• Исходный текст
Матери сначала нравилось, что я с Хейзл, а не с Альбертом Бедингером или с другими грубыми мальчишками с улиц Лаклед и Саут-тейлор.
Рыжеволосой, с большими живыми карими глазами, с полупрозрачной кожей, Хейзл обладала чрезвычайно красивыми ногами и не по годам развитой грудью: она была склонна к полноте, как и ее мать (которая походила на шарик), но при этом довольно высока. Когда мне исполнилось шестнадцать, а ей четырнадцать, мы были примерно одного роста, и у нее стала развиваться привычка немного сутулиться, когда мы шли куда-нибудь рядом, чтобы не смущать меня несоответствием роста.
Могу честно сказать, несмотря на гомосексуальную жизнь, которую я начал вести через несколько лет: вне моей семьи она была моей самой большой любовью.
Моя мать перестала одобрять мою привязанность к Хейзл по той же причине, по которой ей никогда не хотелось, чтобы у меня были друзья. Мальчики были для нее слишком грубыми, а девочки — слишком «заурядными».
Боюсь, что также миссис Эдвина относилась и к дружбе и маленьким романам моей сестры. В ее случае это привело к гораздо более трагическим последствиям.

• Задание
Допишите воспоминания о Хейзл, начав сразу после последнего предложения отрывка.

• Строки данных

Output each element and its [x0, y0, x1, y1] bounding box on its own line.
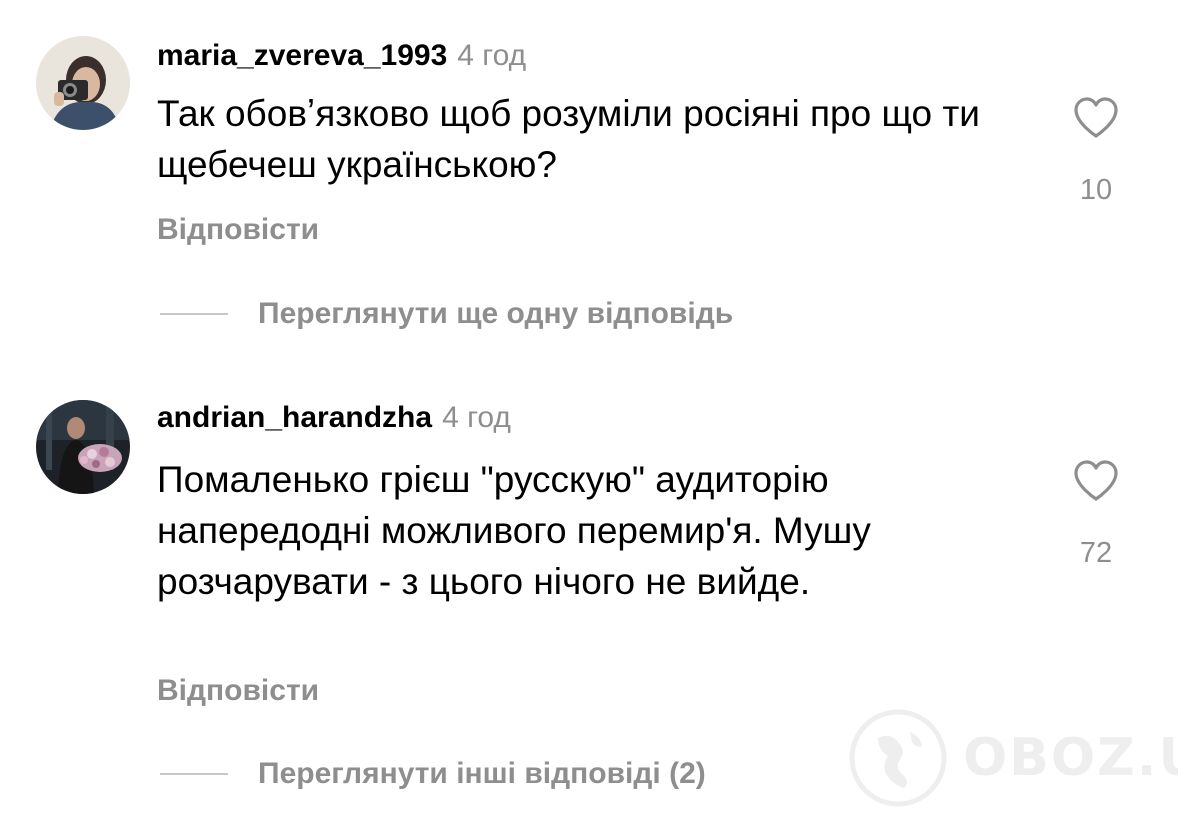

• Ответ
Миссис Эдвине гораздо больше не нравилась миссис Флоренс, мать Хейзл, чем сама Хейзл. Миссис Флоренс скрывала свое безрассудство дома большим оживлением, а выходя на улицу — некоторой манерностью. Она прекрасно и очень громко на слух играла на фортепиано, у нее был очень красивый и сильный певческий голос. Когда бы миссис Флоренс ни заходила в нашу квартиру, она усаживалась за пианино и начинала играть какой-нибудь популярный хит — естественно, совершенно непопулярный у миссис Эдвины.
Конечно, насмешки миссис Эдвины над соломенной вдовой были облечены в самые вежливые фразы.
«Миссис Флоренс, боюсь, что вы забыли о существовании у нас соседей. Миссис Эббс, что живет над нами, часто жалуется, когда Корнелиус только поднимает свой голос».
На что миссис Флоренс отвечала обычно, что пускай миссис Эббс со своего верха катится прямо ко всем чертям со всеми своими потрохами…
В последний раз, когда я был в Сент-Луисе, на Рождество, мой брат Дейкин возил меня по всем тем местам, где мы жили в детстве. Очень была грустная экскурсия. Вестминстер-плейс и Форест-парк-бульвар потеряли всю видимость своего шарма, существовавшую в двадцатые годы. Старые большие усадьбы превратились в неказистые меблирашки или были снесены, уступив свое место неописуемым двухквартирным и небольшим многоквартирным домам.
Дом Крамеров исчез: все они, включая любимую мою Хейзл, к тому времени умерли.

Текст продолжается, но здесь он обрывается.